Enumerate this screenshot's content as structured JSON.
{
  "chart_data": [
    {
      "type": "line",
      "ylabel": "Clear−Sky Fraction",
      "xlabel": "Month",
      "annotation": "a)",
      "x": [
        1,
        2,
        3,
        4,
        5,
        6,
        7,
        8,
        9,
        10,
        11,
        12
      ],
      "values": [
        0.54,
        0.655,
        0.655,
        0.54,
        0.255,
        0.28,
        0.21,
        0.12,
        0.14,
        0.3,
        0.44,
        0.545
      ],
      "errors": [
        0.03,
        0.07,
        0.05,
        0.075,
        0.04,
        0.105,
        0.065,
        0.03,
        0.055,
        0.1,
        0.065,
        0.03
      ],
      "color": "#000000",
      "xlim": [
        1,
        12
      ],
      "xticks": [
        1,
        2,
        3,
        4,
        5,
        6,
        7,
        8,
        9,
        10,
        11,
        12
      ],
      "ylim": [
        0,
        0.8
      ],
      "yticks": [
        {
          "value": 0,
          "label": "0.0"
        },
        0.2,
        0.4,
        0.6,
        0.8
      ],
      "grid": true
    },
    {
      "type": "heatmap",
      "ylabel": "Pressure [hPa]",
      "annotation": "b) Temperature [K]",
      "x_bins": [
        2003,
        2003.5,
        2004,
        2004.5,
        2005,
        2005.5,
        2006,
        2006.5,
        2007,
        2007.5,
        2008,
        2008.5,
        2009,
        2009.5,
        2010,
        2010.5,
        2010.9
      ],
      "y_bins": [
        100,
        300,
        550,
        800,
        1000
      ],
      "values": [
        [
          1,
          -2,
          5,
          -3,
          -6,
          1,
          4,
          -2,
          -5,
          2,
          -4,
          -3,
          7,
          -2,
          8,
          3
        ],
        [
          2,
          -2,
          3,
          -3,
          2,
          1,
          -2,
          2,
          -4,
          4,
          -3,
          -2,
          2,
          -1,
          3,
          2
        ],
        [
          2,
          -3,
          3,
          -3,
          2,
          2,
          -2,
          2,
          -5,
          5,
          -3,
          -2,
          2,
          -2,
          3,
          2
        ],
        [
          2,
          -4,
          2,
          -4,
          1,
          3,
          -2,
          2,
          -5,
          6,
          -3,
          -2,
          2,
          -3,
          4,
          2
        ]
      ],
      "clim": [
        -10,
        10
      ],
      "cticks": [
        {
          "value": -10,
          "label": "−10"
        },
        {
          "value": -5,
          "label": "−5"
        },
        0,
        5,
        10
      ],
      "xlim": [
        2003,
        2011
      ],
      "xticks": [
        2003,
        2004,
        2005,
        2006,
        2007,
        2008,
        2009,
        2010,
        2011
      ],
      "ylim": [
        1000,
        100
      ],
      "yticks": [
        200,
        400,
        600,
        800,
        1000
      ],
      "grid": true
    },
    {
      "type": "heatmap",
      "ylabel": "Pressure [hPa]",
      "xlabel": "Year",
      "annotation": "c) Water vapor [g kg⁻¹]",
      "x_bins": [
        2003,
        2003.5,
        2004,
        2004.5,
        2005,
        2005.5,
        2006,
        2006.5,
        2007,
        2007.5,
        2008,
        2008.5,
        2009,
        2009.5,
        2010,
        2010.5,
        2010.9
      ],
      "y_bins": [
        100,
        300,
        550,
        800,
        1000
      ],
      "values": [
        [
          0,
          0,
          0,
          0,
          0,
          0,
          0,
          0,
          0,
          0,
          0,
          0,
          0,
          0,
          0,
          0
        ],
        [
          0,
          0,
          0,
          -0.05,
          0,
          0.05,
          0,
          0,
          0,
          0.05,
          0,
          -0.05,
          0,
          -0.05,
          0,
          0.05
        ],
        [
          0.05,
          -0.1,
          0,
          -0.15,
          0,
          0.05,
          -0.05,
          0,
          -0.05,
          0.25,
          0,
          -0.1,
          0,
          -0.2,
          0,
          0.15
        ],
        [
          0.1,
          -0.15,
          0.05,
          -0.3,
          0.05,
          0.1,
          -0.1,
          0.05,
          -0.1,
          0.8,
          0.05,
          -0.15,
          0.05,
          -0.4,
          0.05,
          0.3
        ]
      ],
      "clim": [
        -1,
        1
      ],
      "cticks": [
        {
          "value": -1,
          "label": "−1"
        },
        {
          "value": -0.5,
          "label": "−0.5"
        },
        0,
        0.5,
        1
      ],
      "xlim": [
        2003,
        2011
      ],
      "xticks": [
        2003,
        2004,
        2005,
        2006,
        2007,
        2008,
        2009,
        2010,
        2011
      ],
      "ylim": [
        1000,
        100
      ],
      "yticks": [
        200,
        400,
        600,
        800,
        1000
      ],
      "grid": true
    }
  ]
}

◇ ◇ ◇ ◇ ◇

Reproduce the listing above verbatim, from first line to last.

Response for this exercise.
Enumerate this screenshot's content as structured JSON.
{
  "chart_data": [
    {
      "type": "line",
      "ylabel": "Clear−Sky Fraction",
      "xlabel": "Month",
      "annotation": "a)",
      "x": [
        1,
        2,
        3,
        4,
        5,
        6,
        7,
        8,
        9,
        10,
        11,
        12
      ],
      "values": [
        0.54,
        0.655,
        0.655,
        0.54,
        0.255,
        0.28,
        0.21,
        0.12,
        0.14,
        0.3,
        0.44,
        0.545
      ],
      "errors": [
        0.03,
        0.07,
        0.05,
        0.075,
        0.04,
        0.105,
        0.065,
        0.03,
        0.055,
        0.1,
        0.065,
        0.03
      ],
      "color": "#000000",
      "xlim": [
        1,
        12
      ],
      "xticks": [
        1,
        2,
        3,
        4,
        5,
        6,
        7,
        8,
        9,
        10,
        11,
        12
      ],
      "ylim": [
        0,
        0.8
      ],
      "yticks": [
        {
          "value": 0,
          "label": "0.0"
        },
        0.2,
        0.4,
        0.6,
        0.8
      ],
      "grid": true
    },
    {
      "type": "heatmap",
      "ylabel": "Pressure [hPa]",
      "annotation": "b) Temperature [K]",
      "x_bins": [
        2003,
        2003.5,
        2004,
        2004.5,
        2005,
        2005.5,
        2006,
        2006.5,
        2007,
        2007.5,
        2008,
        2008.5,
        2009,
        2009.5,
        2010,
        2010.5,
        2010.9
      ],
      "y_bins": [
        100,
        300,
        550,
        800,
        1000
      ],
      "values": [
        [
          1,
          -2,
          5,
          -3,
          -6,
          1,
          4,
          -2,
          -5,
          2,
          -4,
          -3,
          7,
          -2,
          8,
          3
        ],
        [
          2,
          -2,
          3,
          -3,
          2,
          1,
          -2,
          2,
          -4,
          4,
          -3,
          -2,
          2,
          -1,
          3,
          2
        ],
        [
          2,
          -3,
          3,
          -3,
          2,
          2,
          -2,
          2,
          -5,
          5,
          -3,
          -2,
          2,
          -2,
          3,
          2
        ],
        [
          2,
          -4,
          2,
          -4,
          1,
          3,
          -2,
          2,
          -5,
          6,
          -3,
          -2,
          2,
          -3,
          4,
          2
        ]
      ],
      "clim": [
        -10,
        10
      ],
      "cticks": [
        {
          "value": -10,
          "label": "−10"
        },
        {
          "value": -5,
          "label": "−5"
        },
        0,
        5,
        10
      ],
      "xlim": [
        2003,
        2011
      ],
      "xticks": [
        2003,
        2004,
        2005,
        2006,
        2007,
        2008,
        2009,
        2010,
        2011
      ],
      "ylim": [
        1000,
        100
      ],
      "yticks": [
        200,
        400,
        600,
        800,
        1000
      ],
      "grid": true
    },
    {
      "type": "heatmap",
      "ylabel": "Pressure [hPa]",
      "xlabel": "Year",
      "annotation": "c) Water vapor [g kg⁻¹]",
      "x_bins": [
        2003,
        2003.5,
        2004,
        2004.5,
        2005,
        2005.5,
        2006,
        2006.5,
        2007,
        2007.5,
        2008,
        2008.5,
        2009,
        2009.5,
        2010,
        2010.5,
        2010.9
      ],
      "y_bins": [
        100,
        300,
        550,
        800,
        1000
      ],
      "values": [
        [
          0,
          0,
          0,
          0,
          0,
          0,
          0,
          0,
          0,
          0,
          0,
          0,
          0,
          0,
          0,
          0
        ],
        [
          0,
          0,
          0,
          -0.05,
          0,
          0.05,
          0,
          0,
          0,
          0.05,
          0,
          -0.05,
          0,
          -0.05,
          0,
          0.05
        ],
        [
          0.05,
          -0.1,
          0,
          -0.15,
          0,
          0.05,
          -0.05,
          0,
          -0.05,
          0.25,
          0,
          -0.1,
          0,
          -0.2,
          0,
          0.15
        ],
        [
          0.1,
          -0.15,
          0.05,
          -0.3,
          0.05,
          0.1,
          -0.1,
          0.05,
          -0.1,
          0.8,
          0.05,
          -0.15,
          0.05,
          -0.4,
          0.05,
          0.3
        ]
      ],
      "clim": [
        -1,
        1
      ],
      "cticks": [
        {
          "value": -1,
          "label": "−1"
        },
        {
          "value": -0.5,
          "label": "−0.5"
        },
        0,
        0.5,
        1
      ],
      "xlim": [
        2003,
        2011
      ],
      "xticks": [
        2003,
        2004,
        2005,
        2006,
        2007,
        2008,
        2009,
        2010,
        2011
      ],
      "ylim": [
        1000,
        100
      ],
      "yticks": [
        200,
        400,
        600,
        800,
        1000
      ],
      "grid": true
    }
  ]
}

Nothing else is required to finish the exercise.